# Material:
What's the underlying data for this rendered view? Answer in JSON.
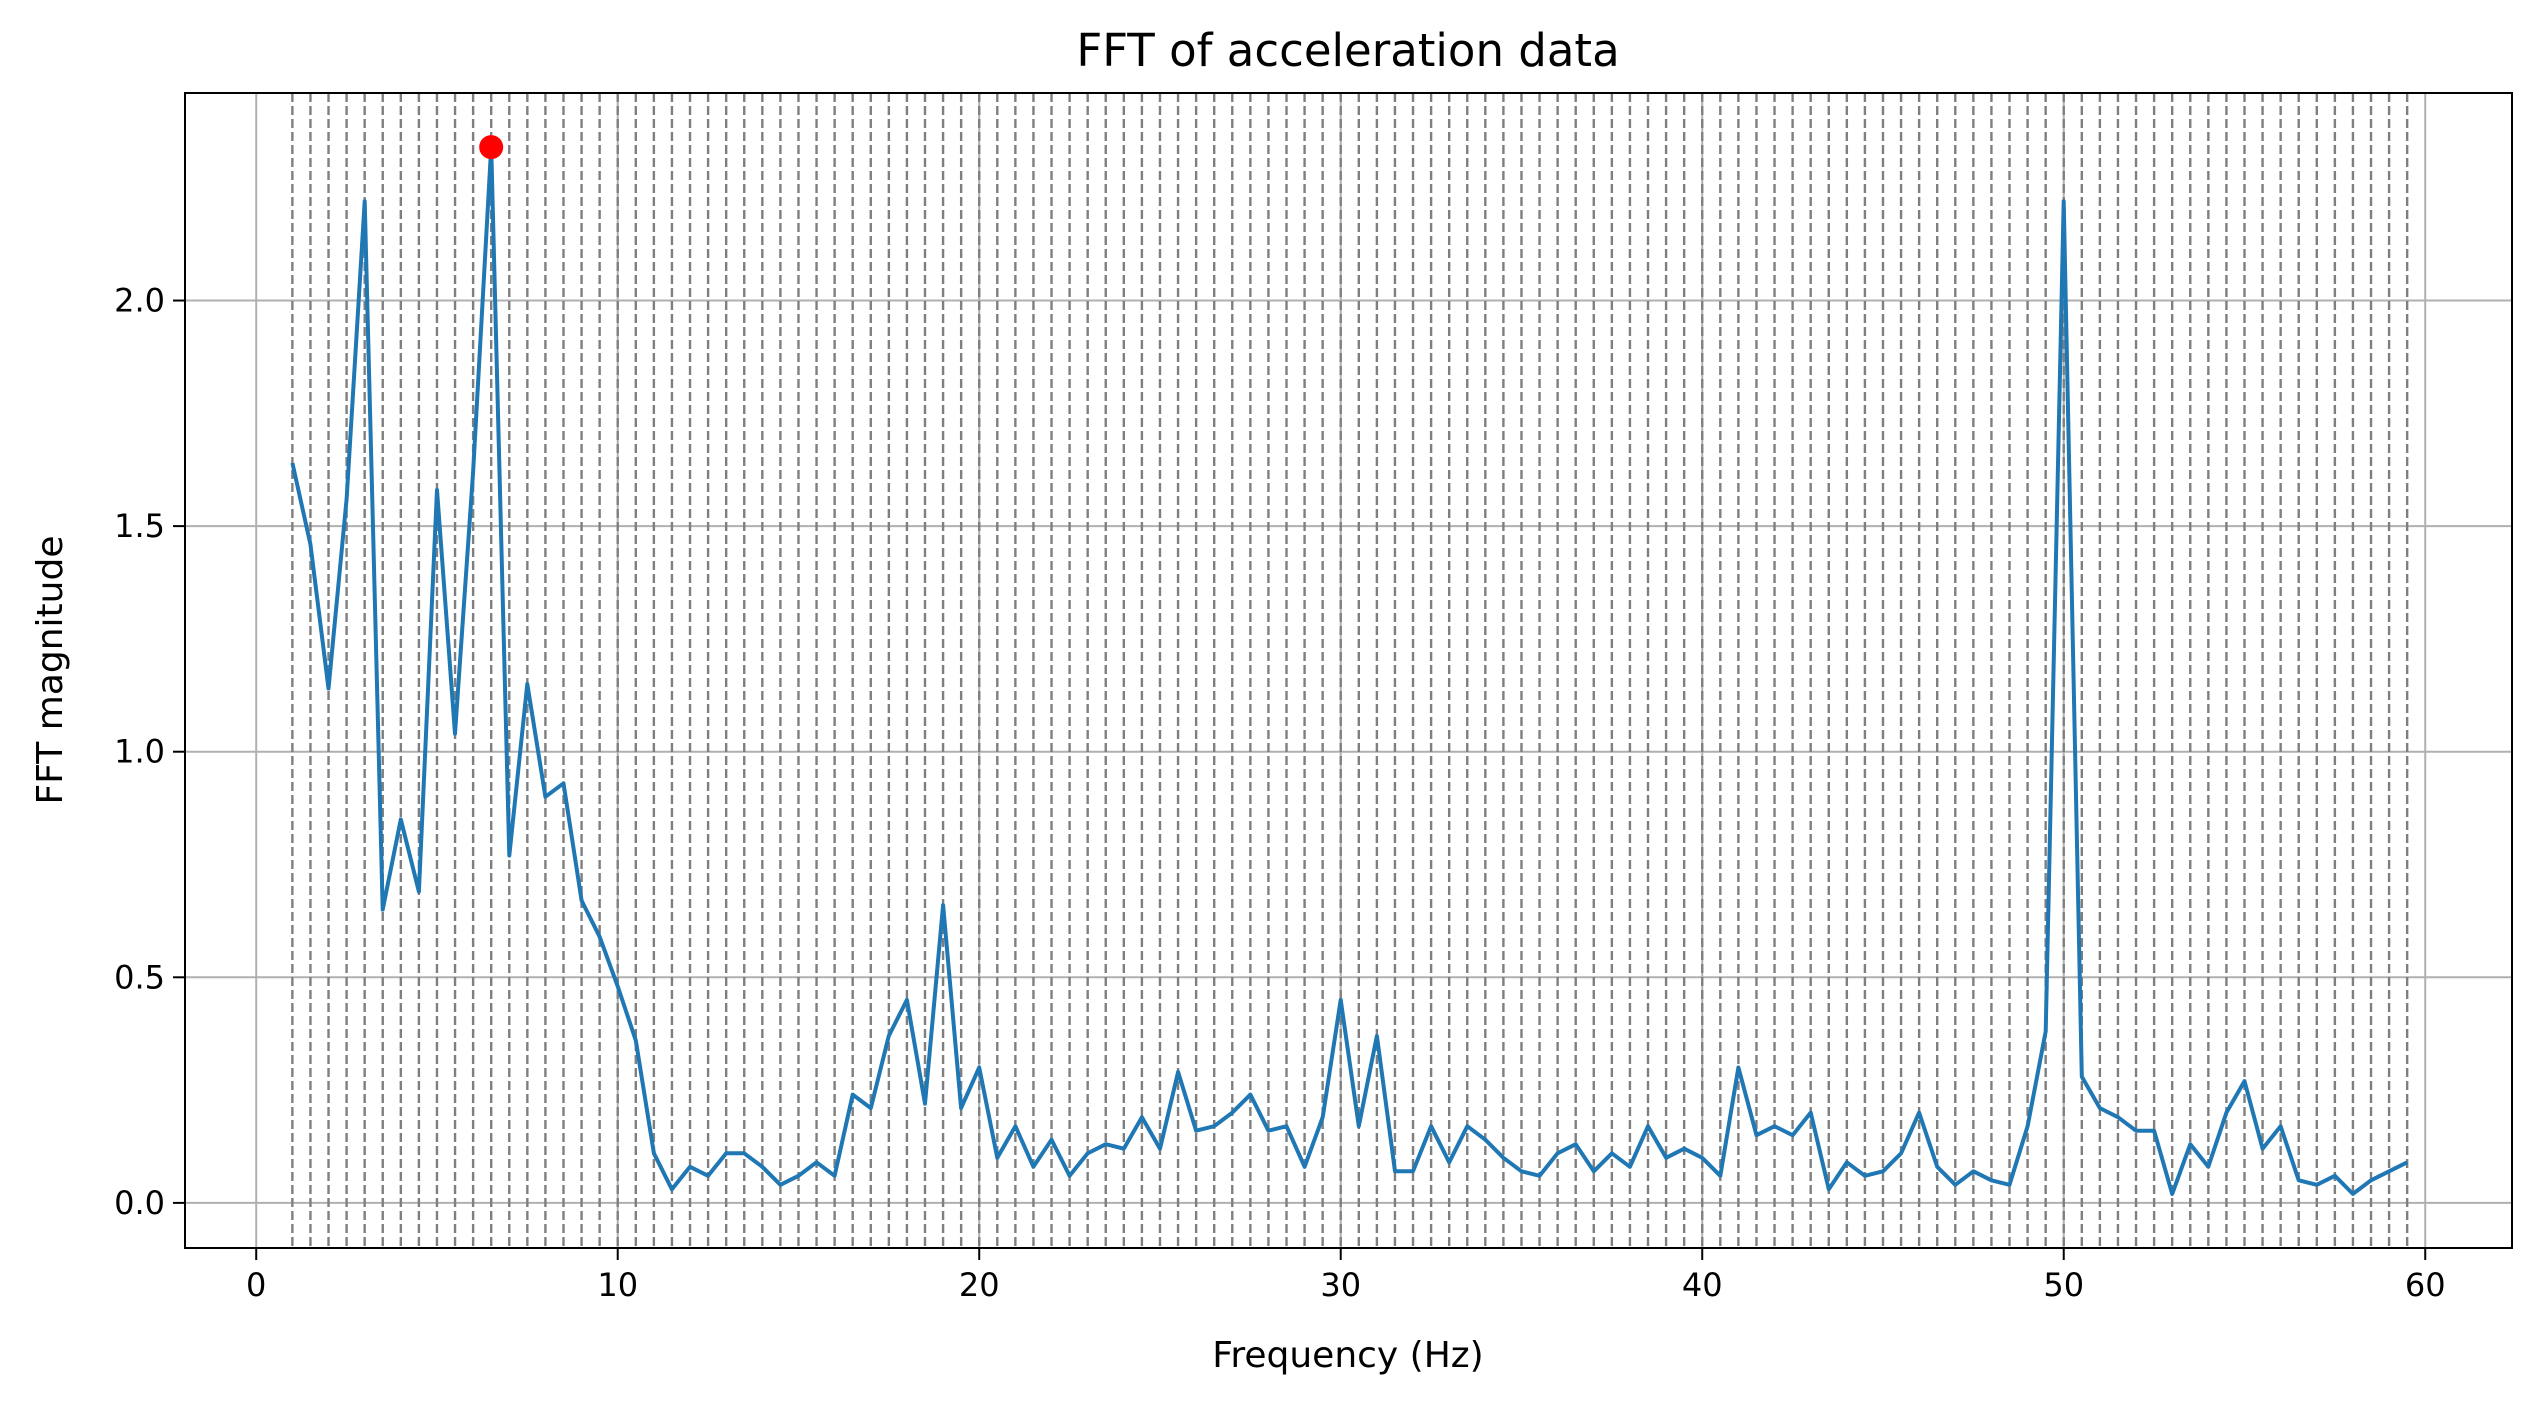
{
  "chart_data": {
    "type": "line",
    "title": "FFT of acceleration data",
    "xlabel": "Frequency (Hz)",
    "ylabel": "FFT magnitude",
    "xlim": [
      -1.97,
      62.4
    ],
    "ylim": [
      -0.1,
      2.46
    ],
    "xticks": [
      0,
      10,
      20,
      30,
      40,
      50,
      60
    ],
    "yticks": [
      0.0,
      0.5,
      1.0,
      1.5,
      2.0
    ],
    "xtick_labels": [
      "0",
      "10",
      "20",
      "30",
      "40",
      "50",
      "60"
    ],
    "ytick_labels": [
      "0.0",
      "0.5",
      "1.0",
      "1.5",
      "2.0"
    ],
    "grid": true,
    "colors": {
      "line": "#1f77b4",
      "peak": "#ff0000",
      "vlines": "#7f7f7f",
      "grid": "#b0b0b0"
    },
    "vlines": {
      "style": "dashed",
      "start": 1.0,
      "step": 0.5,
      "count": 118
    },
    "series": [
      {
        "x": [
          1.0,
          1.5,
          2.0,
          2.5,
          3.0,
          3.5,
          4.0,
          4.5,
          5.0,
          5.5,
          6.0,
          6.5,
          7.0,
          7.5,
          8.0,
          8.5,
          9.0,
          9.5,
          10.0,
          10.5,
          11.0,
          11.5,
          12.0,
          12.5,
          13.0,
          13.5,
          14.0,
          14.5,
          15.0,
          15.5,
          16.0,
          16.5,
          17.0,
          17.5,
          18.0,
          18.5,
          19.0,
          19.5,
          20.0,
          20.5,
          21.0,
          21.5,
          22.0,
          22.5,
          23.0,
          23.5,
          24.0,
          24.5,
          25.0,
          25.5,
          26.0,
          26.5,
          27.0,
          27.5,
          28.0,
          28.5,
          29.0,
          29.5,
          30.0,
          30.5,
          31.0,
          31.5,
          32.0,
          32.5,
          33.0,
          33.5,
          34.0,
          34.5,
          35.0,
          35.5,
          36.0,
          36.5,
          37.0,
          37.5,
          38.0,
          38.5,
          39.0,
          39.5,
          40.0,
          40.5,
          41.0,
          41.5,
          42.0,
          42.5,
          43.0,
          43.5,
          44.0,
          44.5,
          45.0,
          45.5,
          46.0,
          46.5,
          47.0,
          47.5,
          48.0,
          48.5,
          49.0,
          49.5,
          50.0,
          50.5,
          51.0,
          51.5,
          52.0,
          52.5,
          53.0,
          53.5,
          54.0,
          54.5,
          55.0,
          55.5,
          56.0,
          56.5,
          57.0,
          57.5,
          58.0,
          58.5,
          59.0,
          59.5
        ],
        "y": [
          1.64,
          1.46,
          1.14,
          1.56,
          2.22,
          0.65,
          0.85,
          0.69,
          1.58,
          1.04,
          1.62,
          2.34,
          0.77,
          1.15,
          0.9,
          0.93,
          0.67,
          0.59,
          0.48,
          0.36,
          0.11,
          0.03,
          0.08,
          0.06,
          0.11,
          0.11,
          0.08,
          0.04,
          0.06,
          0.09,
          0.06,
          0.24,
          0.21,
          0.37,
          0.45,
          0.22,
          0.66,
          0.21,
          0.3,
          0.1,
          0.17,
          0.08,
          0.14,
          0.06,
          0.11,
          0.13,
          0.12,
          0.19,
          0.12,
          0.29,
          0.16,
          0.17,
          0.2,
          0.24,
          0.16,
          0.17,
          0.08,
          0.19,
          0.45,
          0.17,
          0.37,
          0.07,
          0.07,
          0.17,
          0.09,
          0.17,
          0.14,
          0.1,
          0.07,
          0.06,
          0.11,
          0.13,
          0.07,
          0.11,
          0.08,
          0.17,
          0.1,
          0.12,
          0.1,
          0.06,
          0.3,
          0.15,
          0.17,
          0.15,
          0.2,
          0.03,
          0.09,
          0.06,
          0.07,
          0.11,
          0.2,
          0.08,
          0.04,
          0.07,
          0.05,
          0.04,
          0.17,
          0.38,
          2.22,
          0.28,
          0.21,
          0.19,
          0.16,
          0.16,
          0.02,
          0.13,
          0.08,
          0.2,
          0.27,
          0.12,
          0.17,
          0.05,
          0.04,
          0.06,
          0.02,
          0.05,
          0.07,
          0.09
        ]
      }
    ],
    "peak": {
      "x": 6.5,
      "y": 2.34
    }
  }
}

# Work instructions:
Without the images, write out each line of the data verbatim.

# Solution for this task:
What's the underlying data for this rendered view? Answer in JSON.
{
  "chart_data": {
    "type": "line",
    "title": "FFT of acceleration data",
    "xlabel": "Frequency (Hz)",
    "ylabel": "FFT magnitude",
    "xlim": [
      -1.97,
      62.4
    ],
    "ylim": [
      -0.1,
      2.46
    ],
    "xticks": [
      0,
      10,
      20,
      30,
      40,
      50,
      60
    ],
    "yticks": [
      0.0,
      0.5,
      1.0,
      1.5,
      2.0
    ],
    "xtick_labels": [
      "0",
      "10",
      "20",
      "30",
      "40",
      "50",
      "60"
    ],
    "ytick_labels": [
      "0.0",
      "0.5",
      "1.0",
      "1.5",
      "2.0"
    ],
    "grid": true,
    "colors": {
      "line": "#1f77b4",
      "peak": "#ff0000",
      "vlines": "#7f7f7f",
      "grid": "#b0b0b0"
    },
    "vlines": {
      "style": "dashed",
      "start": 1.0,
      "step": 0.5,
      "count": 118
    },
    "series": [
      {
        "x": [
          1.0,
          1.5,
          2.0,
          2.5,
          3.0,
          3.5,
          4.0,
          4.5,
          5.0,
          5.5,
          6.0,
          6.5,
          7.0,
          7.5,
          8.0,
          8.5,
          9.0,
          9.5,
          10.0,
          10.5,
          11.0,
          11.5,
          12.0,
          12.5,
          13.0,
          13.5,
          14.0,
          14.5,
          15.0,
          15.5,
          16.0,
          16.5,
          17.0,
          17.5,
          18.0,
          18.5,
          19.0,
          19.5,
          20.0,
          20.5,
          21.0,
          21.5,
          22.0,
          22.5,
          23.0,
          23.5,
          24.0,
          24.5,
          25.0,
          25.5,
          26.0,
          26.5,
          27.0,
          27.5,
          28.0,
          28.5,
          29.0,
          29.5,
          30.0,
          30.5,
          31.0,
          31.5,
          32.0,
          32.5,
          33.0,
          33.5,
          34.0,
          34.5,
          35.0,
          35.5,
          36.0,
          36.5,
          37.0,
          37.5,
          38.0,
          38.5,
          39.0,
          39.5,
          40.0,
          40.5,
          41.0,
          41.5,
          42.0,
          42.5,
          43.0,
          43.5,
          44.0,
          44.5,
          45.0,
          45.5,
          46.0,
          46.5,
          47.0,
          47.5,
          48.0,
          48.5,
          49.0,
          49.5,
          50.0,
          50.5,
          51.0,
          51.5,
          52.0,
          52.5,
          53.0,
          53.5,
          54.0,
          54.5,
          55.0,
          55.5,
          56.0,
          56.5,
          57.0,
          57.5,
          58.0,
          58.5,
          59.0,
          59.5
        ],
        "y": [
          1.64,
          1.46,
          1.14,
          1.56,
          2.22,
          0.65,
          0.85,
          0.69,
          1.58,
          1.04,
          1.62,
          2.34,
          0.77,
          1.15,
          0.9,
          0.93,
          0.67,
          0.59,
          0.48,
          0.36,
          0.11,
          0.03,
          0.08,
          0.06,
          0.11,
          0.11,
          0.08,
          0.04,
          0.06,
          0.09,
          0.06,
          0.24,
          0.21,
          0.37,
          0.45,
          0.22,
          0.66,
          0.21,
          0.3,
          0.1,
          0.17,
          0.08,
          0.14,
          0.06,
          0.11,
          0.13,
          0.12,
          0.19,
          0.12,
          0.29,
          0.16,
          0.17,
          0.2,
          0.24,
          0.16,
          0.17,
          0.08,
          0.19,
          0.45,
          0.17,
          0.37,
          0.07,
          0.07,
          0.17,
          0.09,
          0.17,
          0.14,
          0.1,
          0.07,
          0.06,
          0.11,
          0.13,
          0.07,
          0.11,
          0.08,
          0.17,
          0.1,
          0.12,
          0.1,
          0.06,
          0.3,
          0.15,
          0.17,
          0.15,
          0.2,
          0.03,
          0.09,
          0.06,
          0.07,
          0.11,
          0.2,
          0.08,
          0.04,
          0.07,
          0.05,
          0.04,
          0.17,
          0.38,
          2.22,
          0.28,
          0.21,
          0.19,
          0.16,
          0.16,
          0.02,
          0.13,
          0.08,
          0.2,
          0.27,
          0.12,
          0.17,
          0.05,
          0.04,
          0.06,
          0.02,
          0.05,
          0.07,
          0.09
        ]
      }
    ],
    "peak": {
      "x": 6.5,
      "y": 2.34
    }
  }
}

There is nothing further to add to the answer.